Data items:

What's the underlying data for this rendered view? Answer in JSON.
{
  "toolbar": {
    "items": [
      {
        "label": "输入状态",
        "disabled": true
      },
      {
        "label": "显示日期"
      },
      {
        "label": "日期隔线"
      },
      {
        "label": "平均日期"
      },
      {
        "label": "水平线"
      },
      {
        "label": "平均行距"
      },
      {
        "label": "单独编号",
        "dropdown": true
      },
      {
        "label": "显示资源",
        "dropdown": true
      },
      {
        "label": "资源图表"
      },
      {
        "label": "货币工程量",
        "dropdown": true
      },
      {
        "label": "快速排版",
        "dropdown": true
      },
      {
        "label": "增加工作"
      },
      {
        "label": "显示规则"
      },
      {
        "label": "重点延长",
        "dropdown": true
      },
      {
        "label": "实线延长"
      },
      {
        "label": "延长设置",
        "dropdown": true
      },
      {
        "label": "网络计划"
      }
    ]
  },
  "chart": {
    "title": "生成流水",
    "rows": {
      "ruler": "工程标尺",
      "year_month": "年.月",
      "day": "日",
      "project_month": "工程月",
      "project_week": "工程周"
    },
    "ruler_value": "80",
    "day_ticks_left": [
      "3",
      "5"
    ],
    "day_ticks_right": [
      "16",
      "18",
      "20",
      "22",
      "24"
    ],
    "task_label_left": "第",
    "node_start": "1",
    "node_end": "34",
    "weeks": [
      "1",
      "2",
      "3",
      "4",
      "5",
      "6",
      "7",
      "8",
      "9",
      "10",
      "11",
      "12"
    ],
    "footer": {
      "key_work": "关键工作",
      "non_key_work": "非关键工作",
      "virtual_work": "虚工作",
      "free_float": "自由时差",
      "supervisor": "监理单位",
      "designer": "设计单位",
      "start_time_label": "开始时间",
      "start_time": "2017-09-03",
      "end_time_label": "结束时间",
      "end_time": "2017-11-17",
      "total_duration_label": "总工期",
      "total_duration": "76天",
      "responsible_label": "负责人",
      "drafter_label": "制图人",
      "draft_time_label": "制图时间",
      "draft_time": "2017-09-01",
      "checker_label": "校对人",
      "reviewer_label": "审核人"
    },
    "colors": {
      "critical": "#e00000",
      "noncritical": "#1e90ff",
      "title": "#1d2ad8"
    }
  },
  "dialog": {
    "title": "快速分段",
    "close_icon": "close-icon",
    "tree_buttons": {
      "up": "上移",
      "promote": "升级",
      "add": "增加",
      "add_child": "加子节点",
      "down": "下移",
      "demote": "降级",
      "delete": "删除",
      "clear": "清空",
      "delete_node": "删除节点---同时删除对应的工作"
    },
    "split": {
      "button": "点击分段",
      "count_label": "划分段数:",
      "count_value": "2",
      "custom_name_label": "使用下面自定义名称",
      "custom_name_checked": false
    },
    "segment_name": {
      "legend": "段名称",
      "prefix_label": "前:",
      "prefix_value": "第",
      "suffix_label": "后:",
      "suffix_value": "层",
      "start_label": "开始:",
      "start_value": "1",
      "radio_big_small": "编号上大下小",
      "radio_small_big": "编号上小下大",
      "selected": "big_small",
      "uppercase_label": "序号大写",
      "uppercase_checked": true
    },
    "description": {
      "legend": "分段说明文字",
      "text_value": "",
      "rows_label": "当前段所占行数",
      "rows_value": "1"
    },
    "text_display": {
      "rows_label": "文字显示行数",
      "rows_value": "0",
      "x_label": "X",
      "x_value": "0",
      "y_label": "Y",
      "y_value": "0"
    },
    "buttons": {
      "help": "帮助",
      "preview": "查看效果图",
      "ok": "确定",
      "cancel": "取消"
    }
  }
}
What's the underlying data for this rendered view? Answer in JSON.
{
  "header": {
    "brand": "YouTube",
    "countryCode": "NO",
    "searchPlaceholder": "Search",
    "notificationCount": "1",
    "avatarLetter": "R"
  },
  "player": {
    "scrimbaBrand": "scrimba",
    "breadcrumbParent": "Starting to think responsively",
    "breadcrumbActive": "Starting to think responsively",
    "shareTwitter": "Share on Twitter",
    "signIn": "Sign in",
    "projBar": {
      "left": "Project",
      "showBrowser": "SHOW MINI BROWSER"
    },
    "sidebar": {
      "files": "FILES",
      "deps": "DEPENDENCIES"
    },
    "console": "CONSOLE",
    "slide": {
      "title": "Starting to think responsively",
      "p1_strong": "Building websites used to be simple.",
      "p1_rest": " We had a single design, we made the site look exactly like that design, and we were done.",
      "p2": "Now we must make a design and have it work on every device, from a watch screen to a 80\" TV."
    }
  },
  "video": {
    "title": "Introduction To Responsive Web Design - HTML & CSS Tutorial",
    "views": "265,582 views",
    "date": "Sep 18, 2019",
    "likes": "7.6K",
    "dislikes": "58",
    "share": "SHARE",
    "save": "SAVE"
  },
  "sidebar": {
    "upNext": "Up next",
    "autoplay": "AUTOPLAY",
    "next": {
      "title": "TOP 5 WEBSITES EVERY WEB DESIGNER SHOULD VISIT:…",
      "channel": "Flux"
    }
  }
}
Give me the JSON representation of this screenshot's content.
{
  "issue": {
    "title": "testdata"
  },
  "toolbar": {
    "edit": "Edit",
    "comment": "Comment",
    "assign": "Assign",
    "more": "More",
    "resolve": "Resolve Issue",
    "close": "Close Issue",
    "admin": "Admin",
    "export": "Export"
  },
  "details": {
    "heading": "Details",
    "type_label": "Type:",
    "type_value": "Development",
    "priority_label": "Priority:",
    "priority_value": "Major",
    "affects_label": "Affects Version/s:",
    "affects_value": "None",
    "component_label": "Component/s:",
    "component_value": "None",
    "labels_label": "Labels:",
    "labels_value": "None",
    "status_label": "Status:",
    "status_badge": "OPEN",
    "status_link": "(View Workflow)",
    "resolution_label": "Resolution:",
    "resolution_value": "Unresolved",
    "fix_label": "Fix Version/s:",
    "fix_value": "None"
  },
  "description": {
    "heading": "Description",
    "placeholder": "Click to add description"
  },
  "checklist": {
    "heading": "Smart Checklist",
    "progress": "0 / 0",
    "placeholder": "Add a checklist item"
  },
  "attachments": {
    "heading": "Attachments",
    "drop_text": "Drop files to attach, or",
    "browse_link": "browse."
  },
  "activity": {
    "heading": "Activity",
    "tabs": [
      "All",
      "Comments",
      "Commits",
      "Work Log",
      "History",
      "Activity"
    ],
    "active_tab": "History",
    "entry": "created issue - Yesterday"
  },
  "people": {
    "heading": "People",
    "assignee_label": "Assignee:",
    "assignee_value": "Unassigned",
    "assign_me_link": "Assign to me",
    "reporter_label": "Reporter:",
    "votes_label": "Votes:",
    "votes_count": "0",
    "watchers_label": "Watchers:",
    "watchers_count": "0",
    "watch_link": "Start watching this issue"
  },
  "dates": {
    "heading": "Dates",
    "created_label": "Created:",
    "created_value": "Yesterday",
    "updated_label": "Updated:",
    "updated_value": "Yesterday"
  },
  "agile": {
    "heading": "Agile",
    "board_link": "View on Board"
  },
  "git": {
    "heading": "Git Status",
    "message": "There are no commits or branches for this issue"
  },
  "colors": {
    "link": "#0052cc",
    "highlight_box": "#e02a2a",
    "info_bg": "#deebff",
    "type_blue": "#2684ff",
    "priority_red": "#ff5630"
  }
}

» The exercise
Set down all of the entries exactly, please.

» Solution to this task
What's the underlying data for this rendered view? Answer in JSON.
{
  "toolbar": {
    "items": [
      {
        "label": "输入状态",
        "disabled": true
      },
      {
        "label": "显示日期"
      },
      {
        "label": "日期隔线"
      },
      {
        "label": "平均日期"
      },
      {
        "label": "水平线"
      },
      {
        "label": "平均行距"
      },
      {
        "label": "单独编号",
        "dropdown": true
      },
      {
        "label": "显示资源",
        "dropdown": true
      },
      {
        "label": "资源图表"
      },
      {
        "label": "货币工程量",
        "dropdown": true
      },
      {
        "label": "快速排版",
        "dropdown": true
      },
      {
        "label": "增加工作"
      },
      {
        "label": "显示规则"
      },
      {
        "label": "重点延长",
        "dropdown": true
      },
      {
        "label": "实线延长"
      },
      {
        "label": "延长设置",
        "dropdown": true
      },
      {
        "label": "网络计划"
      }
    ]
  },
  "chart": {
    "title": "生成流水",
    "rows": {
      "ruler": "工程标尺",
      "year_month": "年.月",
      "day": "日",
      "project_month": "工程月",
      "project_week": "工程周"
    },
    "ruler_value": "80",
    "day_ticks_left": [
      "3",
      "5"
    ],
    "day_ticks_right": [
      "16",
      "18",
      "20",
      "22",
      "24"
    ],
    "task_label_left": "第",
    "node_start": "1",
    "node_end": "34",
    "weeks": [
      "1",
      "2",
      "3",
      "4",
      "5",
      "6",
      "7",
      "8",
      "9",
      "10",
      "11",
      "12"
    ],
    "footer": {
      "key_work": "关键工作",
      "non_key_work": "非关键工作",
      "virtual_work": "虚工作",
      "free_float": "自由时差",
      "supervisor": "监理单位",
      "designer": "设计单位",
      "start_time_label": "开始时间",
      "start_time": "2017-09-03",
      "end_time_label": "结束时间",
      "end_time": "2017-11-17",
      "total_duration_label": "总工期",
      "total_duration": "76天",
      "responsible_label": "负责人",
      "drafter_label": "制图人",
      "draft_time_label": "制图时间",
      "draft_time": "2017-09-01",
      "checker_label": "校对人",
      "reviewer_label": "审核人"
    },
    "colors": {
      "critical": "#e00000",
      "noncritical": "#1e90ff",
      "title": "#1d2ad8"
    }
  },
  "dialog": {
    "title": "快速分段",
    "close_icon": "close-icon",
    "tree_buttons": {
      "up": "上移",
      "promote": "升级",
      "add": "增加",
      "add_child": "加子节点",
      "down": "下移",
      "demote": "降级",
      "delete": "删除",
      "clear": "清空",
      "delete_node": "删除节点---同时删除对应的工作"
    },
    "split": {
      "button": "点击分段",
      "count_label": "划分段数:",
      "count_value": "2",
      "custom_name_label": "使用下面自定义名称",
      "custom_name_checked": false
    },
    "segment_name": {
      "legend": "段名称",
      "prefix_label": "前:",
      "prefix_value": "第",
      "suffix_label": "后:",
      "suffix_value": "层",
      "start_label": "开始:",
      "start_value": "1",
      "radio_big_small": "编号上大下小",
      "radio_small_big": "编号上小下大",
      "selected": "big_small",
      "uppercase_label": "序号大写",
      "uppercase_checked": true
    },
    "description": {
      "legend": "分段说明文字",
      "text_value": "",
      "rows_label": "当前段所占行数",
      "rows_value": "1"
    },
    "text_display": {
      "rows_label": "文字显示行数",
      "rows_value": "0",
      "x_label": "X",
      "x_value": "0",
      "y_label": "Y",
      "y_value": "0"
    },
    "buttons": {
      "help": "帮助",
      "preview": "查看效果图",
      "ok": "确定",
      "cancel": "取消"
    }
  }
}
What's the underlying data for this rendered view? Answer in JSON.
{
  "header": {
    "brand": "YouTube",
    "countryCode": "NO",
    "searchPlaceholder": "Search",
    "notificationCount": "1",
    "avatarLetter": "R"
  },
  "player": {
    "scrimbaBrand": "scrimba",
    "breadcrumbParent": "Starting to think responsively",
    "breadcrumbActive": "Starting to think responsively",
    "shareTwitter": "Share on Twitter",
    "signIn": "Sign in",
    "projBar": {
      "left": "Project",
      "showBrowser": "SHOW MINI BROWSER"
    },
    "sidebar": {
      "files": "FILES",
      "deps": "DEPENDENCIES"
    },
    "console": "CONSOLE",
    "slide": {
      "title": "Starting to think responsively",
      "p1_strong": "Building websites used to be simple.",
      "p1_rest": " We had a single design, we made the site look exactly like that design, and we were done.",
      "p2": "Now we must make a design and have it work on every device, from a watch screen to a 80\" TV."
    }
  },
  "video": {
    "title": "Introduction To Responsive Web Design - HTML & CSS Tutorial",
    "views": "265,582 views",
    "date": "Sep 18, 2019",
    "likes": "7.6K",
    "dislikes": "58",
    "share": "SHARE",
    "save": "SAVE"
  },
  "sidebar": {
    "upNext": "Up next",
    "autoplay": "AUTOPLAY",
    "next": {
      "title": "TOP 5 WEBSITES EVERY WEB DESIGNER SHOULD VISIT:…",
      "channel": "Flux"
    }
  }
}
Give me the JSON representation of this screenshot's content.
{
  "issue": {
    "title": "testdata"
  },
  "toolbar": {
    "edit": "Edit",
    "comment": "Comment",
    "assign": "Assign",
    "more": "More",
    "resolve": "Resolve Issue",
    "close": "Close Issue",
    "admin": "Admin",
    "export": "Export"
  },
  "details": {
    "heading": "Details",
    "type_label": "Type:",
    "type_value": "Development",
    "priority_label": "Priority:",
    "priority_value": "Major",
    "affects_label": "Affects Version/s:",
    "affects_value": "None",
    "component_label": "Component/s:",
    "component_value": "None",
    "labels_label": "Labels:",
    "labels_value": "None",
    "status_label": "Status:",
    "status_badge": "OPEN",
    "status_link": "(View Workflow)",
    "resolution_label": "Resolution:",
    "resolution_value": "Unresolved",
    "fix_label": "Fix Version/s:",
    "fix_value": "None"
  },
  "description": {
    "heading": "Description",
    "placeholder": "Click to add description"
  },
  "checklist": {
    "heading": "Smart Checklist",
    "progress": "0 / 0",
    "placeholder": "Add a checklist item"
  },
  "attachments": {
    "heading": "Attachments",
    "drop_text": "Drop files to attach, or",
    "browse_link": "browse."
  },
  "activity": {
    "heading": "Activity",
    "tabs": [
      "All",
      "Comments",
      "Commits",
      "Work Log",
      "History",
      "Activity"
    ],
    "active_tab": "History",
    "entry": "created issue - Yesterday"
  },
  "people": {
    "heading": "People",
    "assignee_label": "Assignee:",
    "assignee_value": "Unassigned",
    "assign_me_link": "Assign to me",
    "reporter_label": "Reporter:",
    "votes_label": "Votes:",
    "votes_count": "0",
    "watchers_label": "Watchers:",
    "watchers_count": "0",
    "watch_link": "Start watching this issue"
  },
  "dates": {
    "heading": "Dates",
    "created_label": "Created:",
    "created_value": "Yesterday",
    "updated_label": "Updated:",
    "updated_value": "Yesterday"
  },
  "agile": {
    "heading": "Agile",
    "board_link": "View on Board"
  },
  "git": {
    "heading": "Git Status",
    "message": "There are no commits or branches for this issue"
  },
  "colors": {
    "link": "#0052cc",
    "highlight_box": "#e02a2a",
    "info_bg": "#deebff",
    "type_blue": "#2684ff",
    "priority_red": "#ff5630"
  }
}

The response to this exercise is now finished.